§ PROBLEM STATEMENT
Rewrite the part of the listing that opens with the line containing "What elements are" and closes with the line containing "x-tick-label: 2Y [761, 859, 814, 908]", substituting "grid-lines" for "gridlines" and changing nothing else. Leave the pictures out.

§ INFORMATION SHOWN
## START
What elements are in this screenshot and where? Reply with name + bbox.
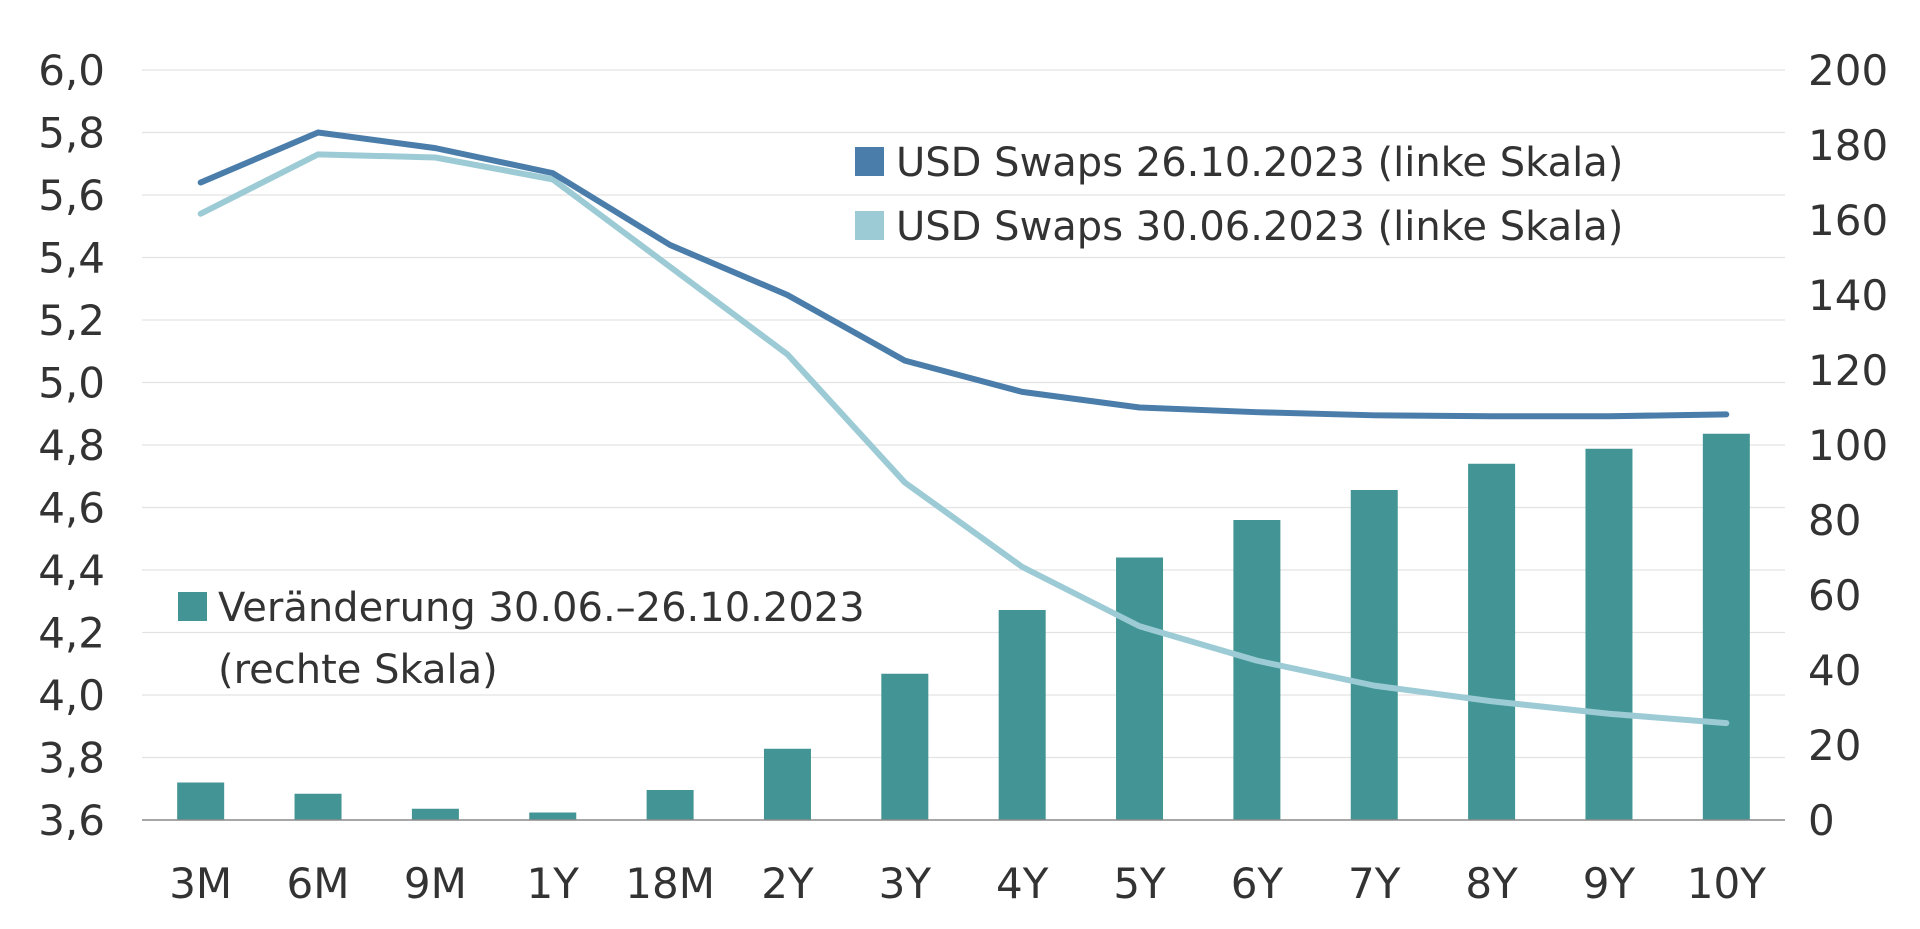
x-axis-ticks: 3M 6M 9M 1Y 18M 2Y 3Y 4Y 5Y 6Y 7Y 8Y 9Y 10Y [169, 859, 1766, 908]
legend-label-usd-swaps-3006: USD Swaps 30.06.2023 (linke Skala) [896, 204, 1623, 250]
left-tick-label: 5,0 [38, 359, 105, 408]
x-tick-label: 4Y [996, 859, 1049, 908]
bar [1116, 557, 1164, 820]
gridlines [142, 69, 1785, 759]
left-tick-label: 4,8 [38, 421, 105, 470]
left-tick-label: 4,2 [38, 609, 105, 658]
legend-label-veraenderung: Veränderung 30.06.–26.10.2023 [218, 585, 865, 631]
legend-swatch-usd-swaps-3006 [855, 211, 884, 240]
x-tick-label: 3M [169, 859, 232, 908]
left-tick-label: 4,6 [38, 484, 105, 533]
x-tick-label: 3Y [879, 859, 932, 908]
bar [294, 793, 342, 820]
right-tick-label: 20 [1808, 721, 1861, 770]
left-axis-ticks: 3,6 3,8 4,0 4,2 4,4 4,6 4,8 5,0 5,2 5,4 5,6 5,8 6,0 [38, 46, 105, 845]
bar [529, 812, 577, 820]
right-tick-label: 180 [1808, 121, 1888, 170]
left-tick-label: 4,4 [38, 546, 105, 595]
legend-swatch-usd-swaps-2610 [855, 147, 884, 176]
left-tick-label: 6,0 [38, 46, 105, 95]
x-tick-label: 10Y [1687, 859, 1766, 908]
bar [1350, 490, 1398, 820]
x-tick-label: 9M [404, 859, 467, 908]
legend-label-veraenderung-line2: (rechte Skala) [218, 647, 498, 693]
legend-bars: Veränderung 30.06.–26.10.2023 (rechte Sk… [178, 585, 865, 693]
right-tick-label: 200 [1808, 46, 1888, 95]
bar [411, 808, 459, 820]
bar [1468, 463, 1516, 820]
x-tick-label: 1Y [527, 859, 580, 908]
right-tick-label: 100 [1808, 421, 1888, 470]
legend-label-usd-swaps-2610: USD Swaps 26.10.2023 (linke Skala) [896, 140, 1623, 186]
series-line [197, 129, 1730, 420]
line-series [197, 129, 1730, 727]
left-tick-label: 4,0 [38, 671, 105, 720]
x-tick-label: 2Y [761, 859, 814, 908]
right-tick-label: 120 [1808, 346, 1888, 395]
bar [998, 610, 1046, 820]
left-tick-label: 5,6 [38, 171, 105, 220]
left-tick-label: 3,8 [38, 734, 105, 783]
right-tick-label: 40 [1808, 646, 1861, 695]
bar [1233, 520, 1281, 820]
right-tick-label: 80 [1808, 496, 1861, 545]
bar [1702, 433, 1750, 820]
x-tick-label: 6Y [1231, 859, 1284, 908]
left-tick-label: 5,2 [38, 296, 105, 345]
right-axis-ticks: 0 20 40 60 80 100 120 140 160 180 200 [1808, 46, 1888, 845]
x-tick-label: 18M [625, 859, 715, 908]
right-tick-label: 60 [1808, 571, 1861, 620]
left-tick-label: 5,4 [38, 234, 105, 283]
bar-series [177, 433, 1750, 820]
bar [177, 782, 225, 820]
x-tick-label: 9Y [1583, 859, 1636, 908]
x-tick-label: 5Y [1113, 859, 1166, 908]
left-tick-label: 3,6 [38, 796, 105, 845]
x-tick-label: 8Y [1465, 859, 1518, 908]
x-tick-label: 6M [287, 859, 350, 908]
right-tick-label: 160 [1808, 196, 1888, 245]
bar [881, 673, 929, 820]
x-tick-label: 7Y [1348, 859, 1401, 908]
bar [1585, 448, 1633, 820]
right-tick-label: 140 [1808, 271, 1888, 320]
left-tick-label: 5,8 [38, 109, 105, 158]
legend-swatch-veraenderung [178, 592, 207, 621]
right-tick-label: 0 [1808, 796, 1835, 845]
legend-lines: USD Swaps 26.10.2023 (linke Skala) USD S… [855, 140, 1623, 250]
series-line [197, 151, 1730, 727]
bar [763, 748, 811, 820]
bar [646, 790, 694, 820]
## END
## START
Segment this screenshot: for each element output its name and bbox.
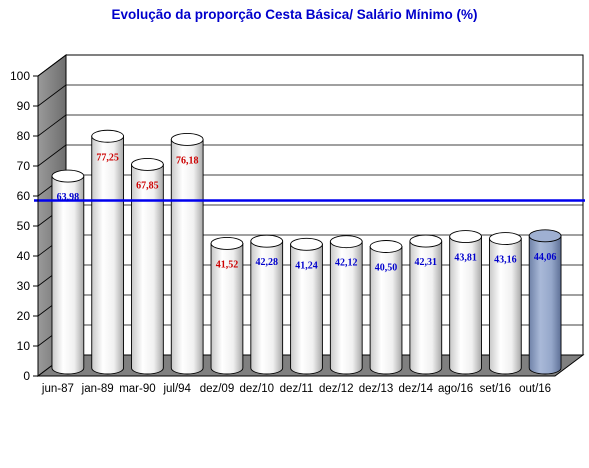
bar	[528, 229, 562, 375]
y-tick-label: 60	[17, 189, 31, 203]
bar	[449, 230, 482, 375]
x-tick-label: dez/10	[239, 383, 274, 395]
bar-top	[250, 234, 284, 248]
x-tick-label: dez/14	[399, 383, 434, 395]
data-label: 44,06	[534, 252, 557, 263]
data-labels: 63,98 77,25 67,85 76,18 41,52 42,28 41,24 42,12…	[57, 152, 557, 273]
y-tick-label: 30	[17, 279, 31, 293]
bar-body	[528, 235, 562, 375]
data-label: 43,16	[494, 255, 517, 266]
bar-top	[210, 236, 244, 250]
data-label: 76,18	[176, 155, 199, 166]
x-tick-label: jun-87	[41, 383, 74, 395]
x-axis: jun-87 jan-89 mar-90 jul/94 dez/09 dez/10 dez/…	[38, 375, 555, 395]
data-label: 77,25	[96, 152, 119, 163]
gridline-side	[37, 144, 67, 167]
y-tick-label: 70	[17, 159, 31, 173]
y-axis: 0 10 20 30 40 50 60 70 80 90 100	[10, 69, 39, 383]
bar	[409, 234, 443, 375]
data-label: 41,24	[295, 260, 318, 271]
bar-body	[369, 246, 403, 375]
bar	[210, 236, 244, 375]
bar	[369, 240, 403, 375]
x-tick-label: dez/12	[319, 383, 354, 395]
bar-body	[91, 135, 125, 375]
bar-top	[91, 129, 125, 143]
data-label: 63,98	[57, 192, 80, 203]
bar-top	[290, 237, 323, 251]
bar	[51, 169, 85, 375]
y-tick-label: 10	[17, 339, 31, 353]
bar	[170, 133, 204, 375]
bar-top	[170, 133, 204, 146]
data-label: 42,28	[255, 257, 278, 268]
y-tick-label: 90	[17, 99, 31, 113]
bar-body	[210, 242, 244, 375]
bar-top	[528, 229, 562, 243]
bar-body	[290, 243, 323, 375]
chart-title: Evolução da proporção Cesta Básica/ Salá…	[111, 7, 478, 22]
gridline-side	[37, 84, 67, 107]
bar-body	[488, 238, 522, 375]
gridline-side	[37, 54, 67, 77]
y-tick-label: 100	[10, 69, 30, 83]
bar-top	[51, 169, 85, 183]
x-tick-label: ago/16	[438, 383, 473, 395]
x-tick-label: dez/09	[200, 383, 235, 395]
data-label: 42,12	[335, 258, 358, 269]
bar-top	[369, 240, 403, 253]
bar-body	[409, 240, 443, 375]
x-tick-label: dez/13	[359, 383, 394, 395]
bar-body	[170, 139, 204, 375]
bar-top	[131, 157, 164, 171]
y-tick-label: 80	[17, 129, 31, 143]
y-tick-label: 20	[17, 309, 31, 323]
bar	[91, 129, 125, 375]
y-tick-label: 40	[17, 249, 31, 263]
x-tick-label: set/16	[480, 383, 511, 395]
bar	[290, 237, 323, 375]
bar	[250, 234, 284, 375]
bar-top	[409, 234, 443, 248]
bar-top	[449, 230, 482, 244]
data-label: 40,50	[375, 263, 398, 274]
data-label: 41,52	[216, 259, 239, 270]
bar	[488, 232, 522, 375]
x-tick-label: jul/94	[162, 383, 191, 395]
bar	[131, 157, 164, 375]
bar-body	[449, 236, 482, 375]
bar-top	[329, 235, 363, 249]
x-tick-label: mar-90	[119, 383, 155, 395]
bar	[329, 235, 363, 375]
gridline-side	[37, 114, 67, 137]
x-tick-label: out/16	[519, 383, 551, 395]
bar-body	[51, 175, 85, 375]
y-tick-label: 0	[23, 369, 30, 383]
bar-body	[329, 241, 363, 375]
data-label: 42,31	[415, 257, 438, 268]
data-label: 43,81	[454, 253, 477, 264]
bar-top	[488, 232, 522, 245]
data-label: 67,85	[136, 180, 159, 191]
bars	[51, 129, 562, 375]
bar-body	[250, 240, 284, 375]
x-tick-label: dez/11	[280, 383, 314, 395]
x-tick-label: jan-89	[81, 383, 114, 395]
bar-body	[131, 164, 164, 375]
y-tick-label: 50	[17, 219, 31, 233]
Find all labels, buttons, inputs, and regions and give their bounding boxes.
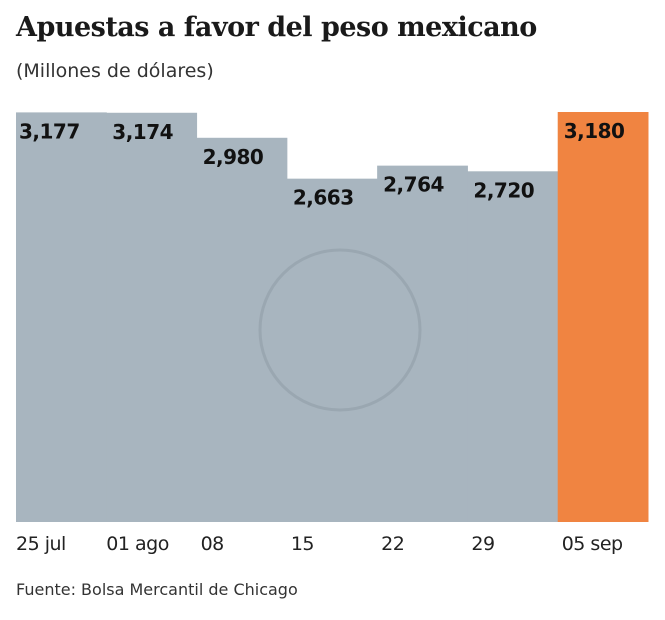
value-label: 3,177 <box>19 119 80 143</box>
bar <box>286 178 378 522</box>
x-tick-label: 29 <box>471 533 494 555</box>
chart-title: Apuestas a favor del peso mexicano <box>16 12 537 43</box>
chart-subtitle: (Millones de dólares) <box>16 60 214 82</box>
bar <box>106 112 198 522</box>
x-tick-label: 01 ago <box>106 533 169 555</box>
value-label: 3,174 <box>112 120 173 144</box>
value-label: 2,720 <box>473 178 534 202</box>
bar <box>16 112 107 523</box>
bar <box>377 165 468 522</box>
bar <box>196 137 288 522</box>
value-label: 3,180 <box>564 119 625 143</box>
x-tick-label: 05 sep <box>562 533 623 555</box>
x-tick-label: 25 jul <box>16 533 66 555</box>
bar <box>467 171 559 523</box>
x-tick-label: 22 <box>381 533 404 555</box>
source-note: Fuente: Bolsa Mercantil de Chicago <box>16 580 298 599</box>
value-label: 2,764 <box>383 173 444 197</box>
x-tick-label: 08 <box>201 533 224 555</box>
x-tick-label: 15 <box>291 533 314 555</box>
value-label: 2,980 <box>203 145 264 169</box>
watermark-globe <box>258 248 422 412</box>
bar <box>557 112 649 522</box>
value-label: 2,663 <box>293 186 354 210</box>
## END
## START
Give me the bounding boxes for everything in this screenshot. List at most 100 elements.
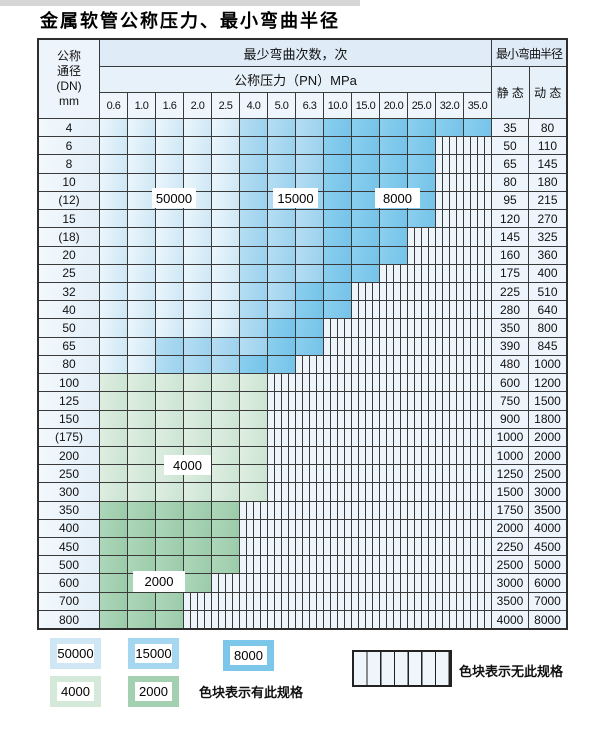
## END
§ TASK OUTPUT
What elements are in this screenshot and where? Reply with name + bbox.
x-axis-ticks: 3M 6M 9M 1Y 18M 2Y 3Y 4Y 5Y 6Y 7Y 8Y 9Y 10Y [169, 859, 1766, 908]
legend-label-usd-swaps-3006: USD Swaps 30.06.2023 (linke Skala) [896, 204, 1623, 250]
left-tick-label: 5,0 [38, 359, 105, 408]
x-tick-label: 4Y [996, 859, 1049, 908]
bar [1116, 557, 1164, 820]
grid-lines [142, 69, 1785, 759]
left-tick-label: 4,8 [38, 421, 105, 470]
left-tick-label: 4,2 [38, 609, 105, 658]
legend-label-veraenderung: Veränderung 30.06.–26.10.2023 [218, 585, 865, 631]
legend-swatch-usd-swaps-3006 [855, 211, 884, 240]
x-tick-label: 3M [169, 859, 232, 908]
left-tick-label: 4,6 [38, 484, 105, 533]
x-tick-label: 3Y [879, 859, 932, 908]
bar [294, 793, 342, 820]
right-tick-label: 20 [1808, 721, 1861, 770]
left-axis-ticks: 3,6 3,8 4,0 4,2 4,4 4,6 4,8 5,0 5,2 5,4 5,6 5,8 6,0 [38, 46, 105, 845]
bar [529, 812, 577, 820]
right-tick-label: 180 [1808, 121, 1888, 170]
left-tick-label: 4,4 [38, 546, 105, 595]
legend-swatch-usd-swaps-2610 [855, 147, 884, 176]
left-tick-label: 6,0 [38, 46, 105, 95]
x-tick-label: 10Y [1687, 859, 1766, 908]
bar [1350, 490, 1398, 820]
x-tick-label: 9M [404, 859, 467, 908]
legend-label-veraenderung-line2: (rechte Skala) [218, 647, 498, 693]
legend-bars: Veränderung 30.06.–26.10.2023 (rechte Sk… [178, 585, 865, 693]
right-tick-label: 200 [1808, 46, 1888, 95]
bar [411, 808, 459, 820]
bar [1468, 463, 1516, 820]
x-tick-label: 1Y [527, 859, 580, 908]
right-tick-label: 100 [1808, 421, 1888, 470]
legend-label-usd-swaps-2610: USD Swaps 26.10.2023 (linke Skala) [896, 140, 1623, 186]
series-line [197, 129, 1730, 420]
line-series [197, 129, 1730, 727]
left-tick-label: 4,0 [38, 671, 105, 720]
x-tick-label: 2Y [761, 859, 814, 908]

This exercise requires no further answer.